The problem: Records follow. Pull out every line that contains "يحنث".
**** Listed records ****
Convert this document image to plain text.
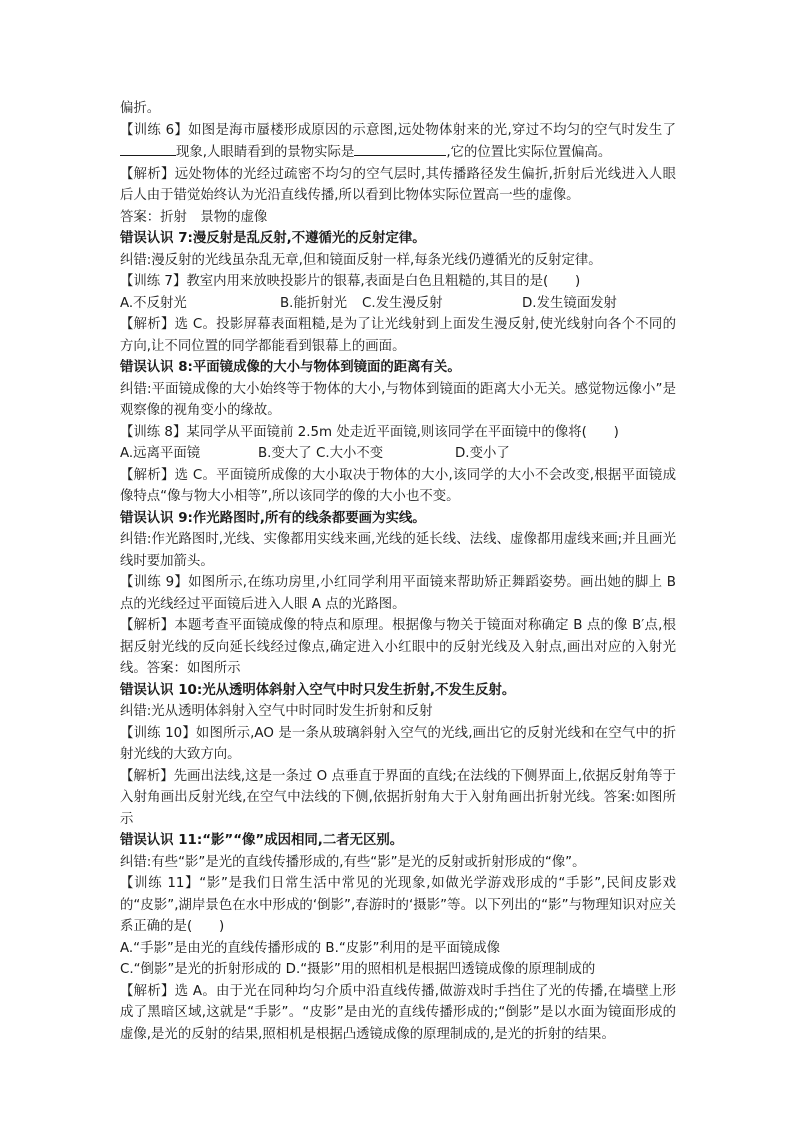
偏折。

【训练 6】如图是海市蜃楼形成原因的示意图,远处物体射来的光,穿过不均匀的空气时发生了现象,人眼睛看到的景物实际是	,它的位置比实际位置偏高。

【解析】远处物体的光经过疏密不均匀的空气层时,其传播路径发生偏折,折射后光线进入人眼后人由于错觉始终认为光沿直线传播,所以看到比物体实际位置高一些的虚像。

答案：折射　景物的虚像

错误认识 7:漫反射是乱反射,不遵循光的反射定律。

纠错:漫反射的光线虽杂乱无章,但和镜面反射一样,每条光线仍遵循光的反射定律。

【训练 7】教室内用来放映投影片的银幕,表面是白色且粗糙的,其目的是(　　)

A.不反射光	B.能折射光	C.发生漫反射	D.发生镜面发射

【解析】选 C。投影屏幕表面粗糙,是为了让光线射到上面发生漫反射,使光线射向各个不同的方向,让不同位置的同学都能看到银幕上的画面。

错误认识 8:平面镜成像的大小与物体到镜面的距离有关。

纠错:平面镜成像的大小始终等于物体的大小,与物体到镜面的距离大小无关。感觉物远像小”是观察像的视角变小的缘故。

【训练 8】某同学从平面镜前 2.5m 处走近平面镜,则该同学在平面镜中的像将(　　)

A.远离平面镜	B.变大了 C.大小不变	D.变小了

【解析】选 C。平面镜所成像的大小取决于物体的大小,该同学的大小不会改变,根据平面镜成像特点“像与物大小相等”,所以该同学的像的大小也不变。

错误认识 9:作光路图时,所有的线条都要画为实线。

纠错:作光路图时,光线、实像都用实线来画,光线的延长线、法线、虚像都用虚线来画;并且画光线时要加箭头。

【训练 9】如图所示,在练功房里,小红同学利用平面镜来帮助矫正舞蹈姿势。画出她的脚上 B 点的光线经过平面镜后进入人眼 A 点的光路图。

【解析】本题考查平面镜成像的特点和原理。根据像与物关于镜面对称确定 B 点的像 B′点,根据反射光线的反向延长线经过像点,确定进入小红眼中的反射光线及入射点,画出对应的入射光线。答案：如图所示

错误认识 10:光从透明体斜射入空气中时只发生折射,不发生反射。

纠错:光从透明体斜射入空气中时同时发生折射和反射

【训练 10】如图所示,AO 是一条从玻璃斜射入空气的光线,画出它的反射光线和在空气中的折射光线的大致方向。

【解析】先画出法线,这是一条过 O 点垂直于界面的直线;在法线的下侧界面上,依据反射角等于入射角画出反射光线,在空气中法线的下侧,依据折射角大于入射角画出折射光线。答案:如图所示

错误认识 11:“影”“像”成因相同,二者无区别。

纠错:有些“影”是光的直线传播形成的,有些“影”是光的反射或折射形成的“像”。

【训练 11】“影”是我们日常生活中常见的光现象,如做光学游戏形成的“手影”,民间皮影戏的“皮影”,湖岸景色在水中形成的‘倒影”,春游时的‘摄影”等。以下列出的“影”与物理知识对应关系正确的是(　　)

A.“手影”是由光的直线传播形成的 B.“皮影”利用的是平面镜成像

C.“倒影”是光的折射形成的 D.“摄影”用的照相机是根据凹透镜成像的原理制成的

【解析】选 A。由于光在同种均匀介质中沿直线传播,做游戏时手挡住了光的传播,在墙壁上形成了黑暗区域,这就是“手影”。“皮影”是由光的直线传播形成的;“倒影”是以水面为镜面形成的虚像,是光的反射的结果,照相机是根据凸透镜成像的原理制成的,是光的折射的结果。
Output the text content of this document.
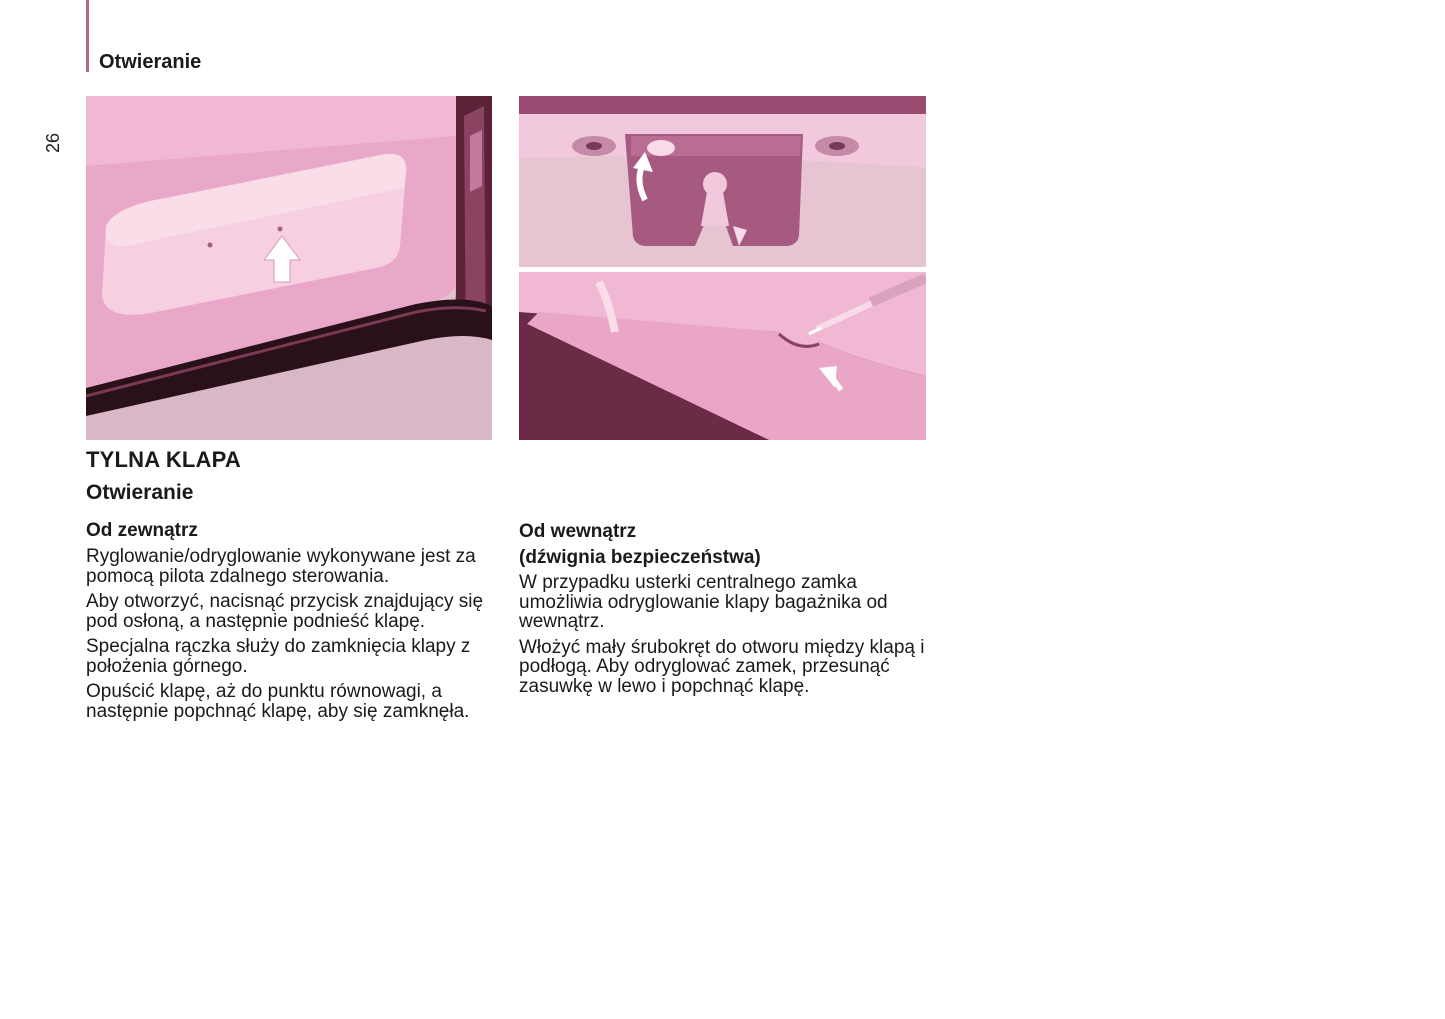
Otwieranie
26
TYLNA KLAPA
Otwieranie
Od zewnątrz

Ryglowanie/odryglowanie wykonywane jest za pomocą pilota zdalnego sterowania.

Aby otworzyć, nacisnąć przycisk znajdujący się pod osłoną, a następnie podnieść klapę.

Specjalna rączka służy do zamknięcia klapy z położenia górnego.

Opuścić klapę, aż do punktu równowagi, a następnie popchnąć klapę, aby się zamknęła.

Od wewnątrz
(dźwignia bezpieczeństwa)

W przypadku usterki centralnego zamka umożliwia odryglowanie klapy bagażnika od wewnątrz.

Włożyć mały śrubokręt do otworu między klapą i podłogą. Aby odryglować zamek, przesunąć zasuwkę w lewo i popchnąć klapę.
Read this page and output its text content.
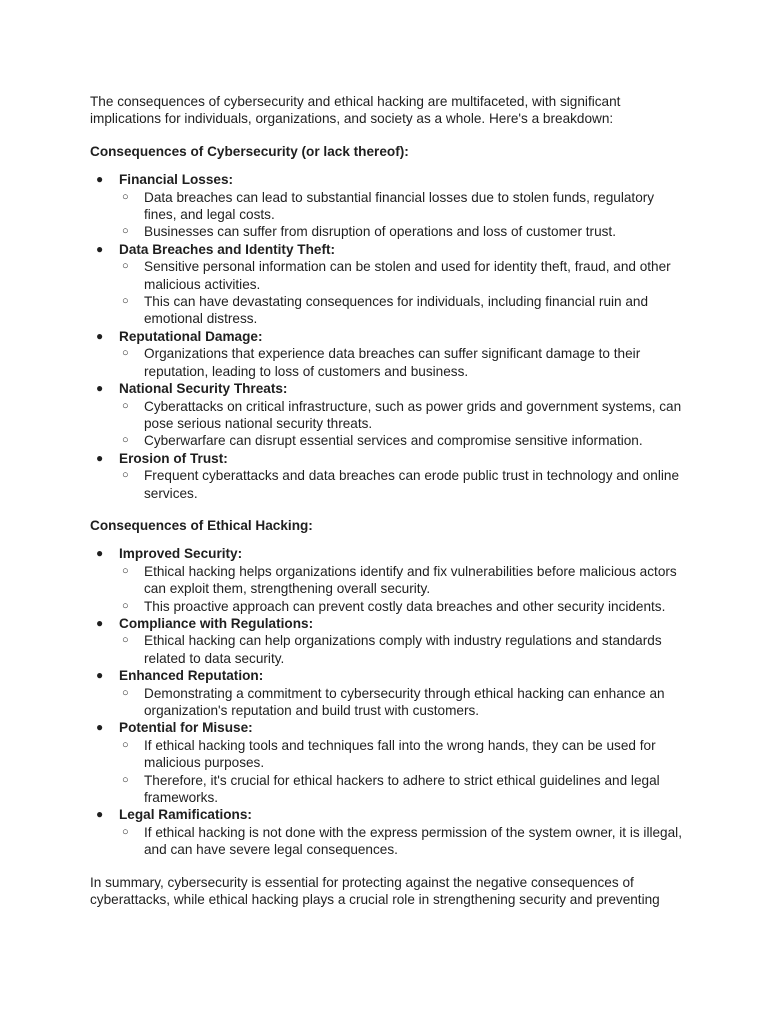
The consequences of cybersecurity and ethical hacking are multifaceted, with significant implications for individuals, organizations, and society as a whole. Here's a breakdown:

Consequences of Cybersecurity (or lack thereof):

● Financial Losses:
○ Data breaches can lead to substantial financial losses due to stolen funds, regulatory fines, and legal costs.
○ Businesses can suffer from disruption of operations and loss of customer trust.
● Data Breaches and Identity Theft:
○ Sensitive personal information can be stolen and used for identity theft, fraud, and other malicious activities.
○ This can have devastating consequences for individuals, including financial ruin and emotional distress.
● Reputational Damage:
○ Organizations that experience data breaches can suffer significant damage to their reputation, leading to loss of customers and business.
● National Security Threats:
○ Cyberattacks on critical infrastructure, such as power grids and government systems, can pose serious national security threats.
○ Cyberwarfare can disrupt essential services and compromise sensitive information.
● Erosion of Trust:
○ Frequent cyberattacks and data breaches can erode public trust in technology and online services.

Consequences of Ethical Hacking:

● Improved Security:
○ Ethical hacking helps organizations identify and fix vulnerabilities before malicious actors can exploit them, strengthening overall security.
○ This proactive approach can prevent costly data breaches and other security incidents.
● Compliance with Regulations:
○ Ethical hacking can help organizations comply with industry regulations and standards related to data security.
● Enhanced Reputation:
○ Demonstrating a commitment to cybersecurity through ethical hacking can enhance an organization's reputation and build trust with customers.
● Potential for Misuse:
○ If ethical hacking tools and techniques fall into the wrong hands, they can be used for malicious purposes.
○ Therefore, it's crucial for ethical hackers to adhere to strict ethical guidelines and legal frameworks.
● Legal Ramifications:
○ If ethical hacking is not done with the express permission of the system owner, it is illegal, and can have severe legal consequences.

In summary, cybersecurity is essential for protecting against the negative consequences of cyberattacks, while ethical hacking plays a crucial role in strengthening security and preventing
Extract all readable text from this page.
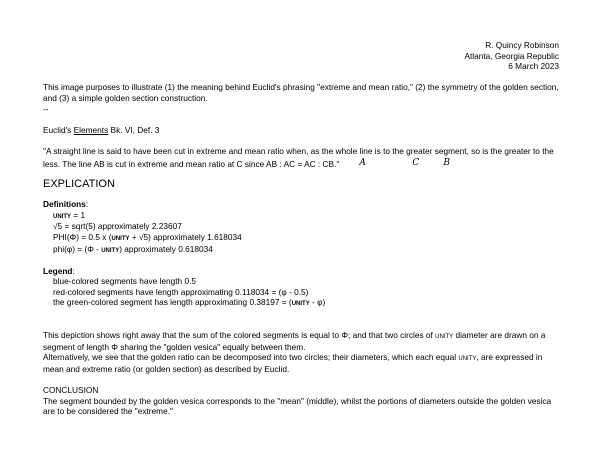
R. Quincy Robinson
Atlanta, Georgia Republic
6 March 2023

This image purposes to illustrate (1) the meaning behind Euclid's phrasing "extreme and mean ratio," (2) the symmetry of the golden section, and (3) a simple golden section construction.

--

Euclid's Elements Bk. VI, Def. 3

"A straight line is said to have been cut in extreme and mean ratio when, as the whole line is to the greater segment, so is the greater to the less. The line AB is cut in extreme and mean ratio at C since AB : AC = AC : CB." A	C	B

EXPLICATION

Definitions:

unity = 1

√5 = sqrt(5) approximately 2.23607

PHI(Φ) = 0.5 x (unity + √5) approximately 1.618034

phi(φ) = (Φ - unity) approximately 0.618034

Legend:

blue-colored segments have length 0.5

red-colored segments have length approximating 0.118034 = (φ - 0.5)

the green-colored segment has length approximating 0.38197 = (unity - φ)

This depiction shows right away that the sum of the colored segments is equal to Φ; and that two circles of unity diameter are drawn on a segment of length Φ sharing the "golden vesica" equally between them.

Alternatively, we see that the golden ratio can be decomposed into two circles; their diameters, which each equal unity, are expressed in mean and extreme ratio (or golden section) as described by Euclid.

CONCLUSION

The segment bounded by the golden vesica corresponds to the "mean" (middle), whilst the portions of diameters outside the golden vesica are to be considered the "extreme."
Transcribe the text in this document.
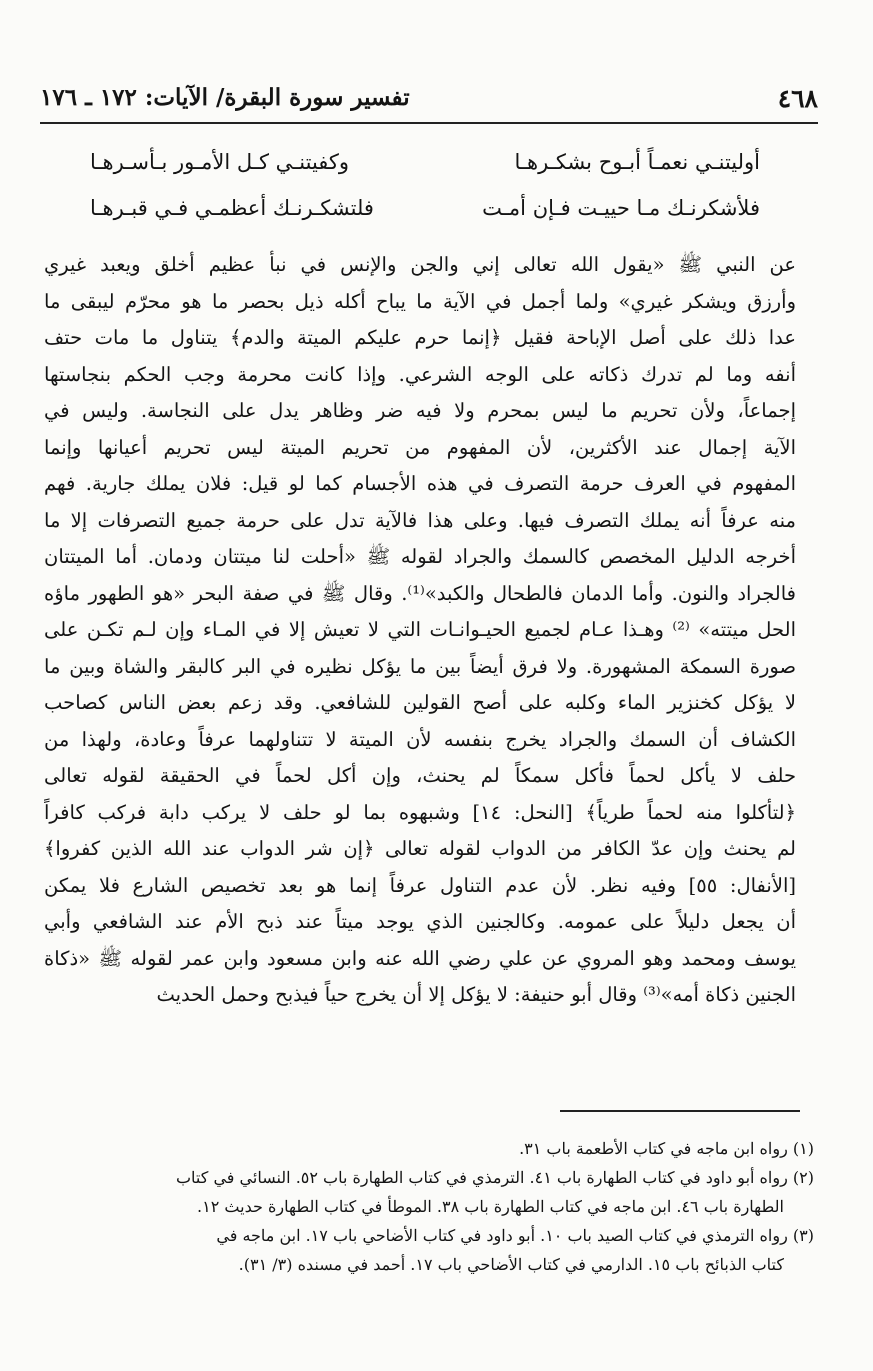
٤٦٨
تفسير سورة البقرة/ الآيات: ١٧٢ ـ ١٧٦
أوليتنـي نعمـاً أبـوح بشكـرهـا
وكفيتنـي كـل الأمـور بـأسـرهـا
فلأشكرنـك مـا حييـت فـإن أمـت
فلتشكـرنـك أعظمـي فـي قبـرهـا
عن النبي ﷺ «يقول الله تعالى إني والجن والإنس في نبأ عظيم أخلق ويعبد غيري
وأرزق ويشكر غيري» ولما أجمل في الآية ما يباح أكله ذيل بحصر ما هو محرّم ليبقى ما
عدا ذلك على أصل الإباحة فقيل ﴿إنما حرم عليكم الميتة والدم﴾ يتناول ما مات حتف
أنفه وما لم تدرك ذكاته على الوجه الشرعي. وإذا كانت محرمة وجب الحكم بنجاستها
إجماعاً، ولأن تحريم ما ليس بمحرم ولا فيه ضر وظاهر يدل على النجاسة. وليس في
الآية إجمال عند الأكثرين، لأن المفهوم من تحريم الميتة ليس تحريم أعيانها وإنما
المفهوم في العرف حرمة التصرف في هذه الأجسام كما لو قيل: فلان يملك جارية. فهم
منه عرفاً أنه يملك التصرف فيها. وعلى هذا فالآية تدل على حرمة جميع التصرفات إلا ما
أخرجه الدليل المخصص كالسمك والجراد لقوله ﷺ «أحلت لنا ميتتان ودمان. أما الميتتان
فالجراد والنون. وأما الدمان فالطحال والكبد»⁽¹⁾. وقال ﷺ في صفة البحر «هو الطهور ماؤه
الحل ميتته» ⁽²⁾ وهـذا عـام لجميع الحيـوانـات التي لا تعيش إلا في المـاء وإن لـم تكـن على
صورة السمكة المشهورة. ولا فرق أيضاً بين ما يؤكل نظيره في البر كالبقر والشاة وبين ما
لا يؤكل كخنزير الماء وكلبه على أصح القولين للشافعي. وقد زعم بعض الناس كصاحب
الكشاف أن السمك والجراد يخرج بنفسه لأن الميتة لا تتناولهما عرفاً وعادة، ولهذا من
حلف لا يأكل لحماً فأكل سمكاً لم يحنث، وإن أكل لحماً في الحقيقة لقوله تعالى
﴿لتأكلوا منه لحماً طرياً﴾ [النحل: ١٤] وشبهوه بما لو حلف لا يركب دابة فركب كافراً
لم يحنث وإن عدّ الكافر من الدواب لقوله تعالى ﴿إن شر الدواب عند الله الذين كفروا﴾
[الأنفال: ٥٥] وفيه نظر. لأن عدم التناول عرفاً إنما هو بعد تخصيص الشارع فلا يمكن
أن يجعل دليلاً على عمومه. وكالجنين الذي يوجد ميتاً عند ذبح الأم عند الشافعي وأبي
يوسف ومحمد وهو المروي عن علي رضي الله عنه وابن مسعود وابن عمر لقوله ﷺ «ذكاة
الجنين ذكاة أمه»⁽³⁾ وقال أبو حنيفة: لا يؤكل إلا أن يخرج حياً فيذبح وحمل الحديث
(١) رواه ابن ماجه في كتاب الأطعمة باب ٣١.
(٢) رواه أبو داود في كتاب الطهارة باب ٤١. الترمذي في كتاب الطهارة باب ٥٢. النسائي في كتاب
الطهارة باب ٤٦. ابن ماجه في كتاب الطهارة باب ٣٨. الموطأ في كتاب الطهارة حديث ١٢.
(٣) رواه الترمذي في كتاب الصيد باب ١٠. أبو داود في كتاب الأضاحي باب ١٧. ابن ماجه في
كتاب الذبائح باب ١٥. الدارمي في كتاب الأضاحي باب ١٧. أحمد في مسنده (٣/ ٣١).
****
The output:
حلف لا يأكل لحماً فأكل سمكاً لم يحنث، وإن أكل لحماً في الحقيقة لقوله تعالى
لم يحنث وإن عدّ الكافر من الدواب لقوله تعالى ﴿إن شر الدواب عند الله الذين كفروا﴾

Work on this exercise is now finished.